Short problem - Retype each record below word for word. Leave the pictures out.
BEGIN Records supplied
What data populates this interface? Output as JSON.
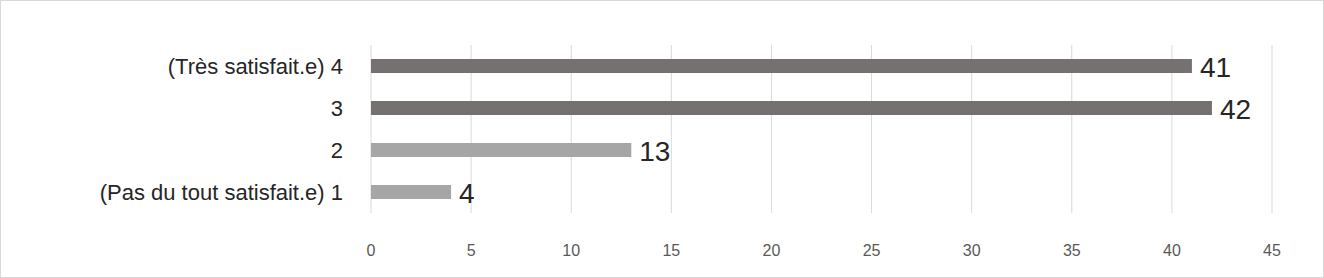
{
  "chart_data": {
    "type": "bar",
    "orientation": "horizontal",
    "categories": [
      "(Très satisfait.e) 4",
      "3",
      "2",
      "(Pas du tout satisfait.e) 1"
    ],
    "values": [
      41,
      42,
      13,
      4
    ],
    "colors": [
      "#757171",
      "#757171",
      "#a6a6a6",
      "#a6a6a6"
    ],
    "xlim": [
      0,
      45
    ],
    "xticks": [
      0,
      5,
      10,
      15,
      20,
      25,
      30,
      35,
      40,
      45
    ],
    "grid": true,
    "data_labels": true
  }
}
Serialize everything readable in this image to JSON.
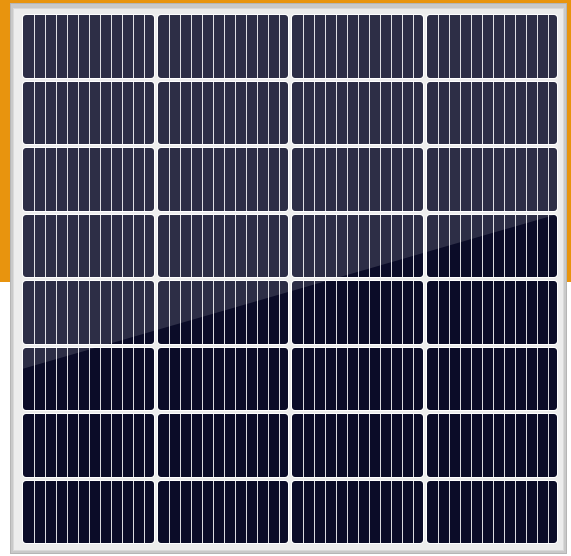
{
  "image": {
    "subject": "solar-panel",
    "colors": {
      "accent": "#e8940e",
      "frame": "#c9c9c9",
      "frame_light": "#ececec",
      "cell": "#0b0c28",
      "grid_line": "#ffffff"
    },
    "panel": {
      "columns": 4,
      "rows": 8,
      "fingers_per_cell": 11
    }
  }
}
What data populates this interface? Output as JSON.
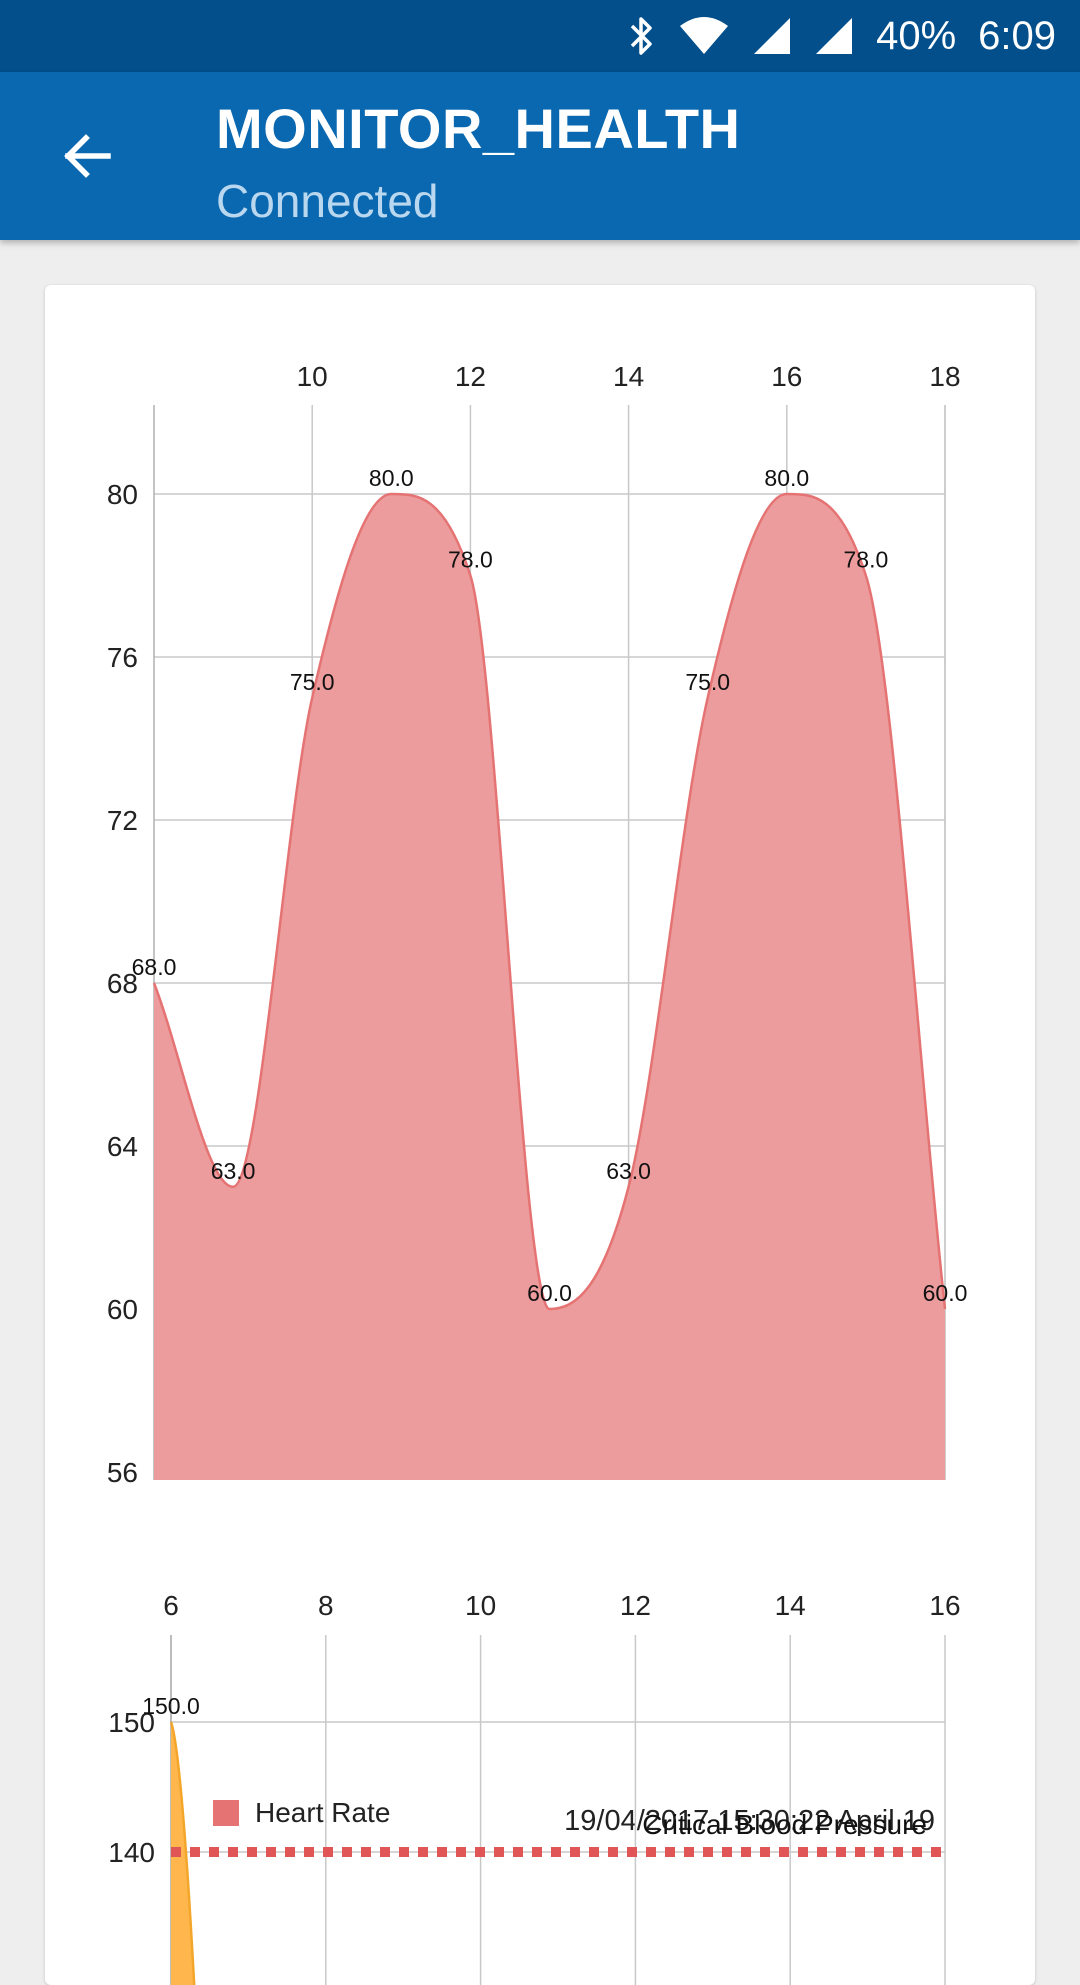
END Records supplied
Response -
What data populates this interface? Output as JSON.
{
  "chart_data": {
    "type": "bar",
    "orientation": "horizontal",
    "categories": [
      "(Très satisfait.e) 4",
      "3",
      "2",
      "(Pas du tout satisfait.e) 1"
    ],
    "values": [
      41,
      42,
      13,
      4
    ],
    "colors": [
      "#757171",
      "#757171",
      "#a6a6a6",
      "#a6a6a6"
    ],
    "xlim": [
      0,
      45
    ],
    "xticks": [
      0,
      5,
      10,
      15,
      20,
      25,
      30,
      35,
      40,
      45
    ],
    "grid": true,
    "data_labels": true
  }
}
Serialize everything readable in this image to JSON.
{
  "image": {
    "subject": "solar-panel",
    "colors": {
      "accent": "#e8940e",
      "frame": "#c9c9c9",
      "frame_light": "#ececec",
      "cell": "#0b0c28",
      "grid_line": "#ffffff"
    },
    "panel": {
      "columns": 4,
      "rows": 8,
      "fingers_per_cell": 11
    }
  }
}
What data populates this interface? Output as JSON.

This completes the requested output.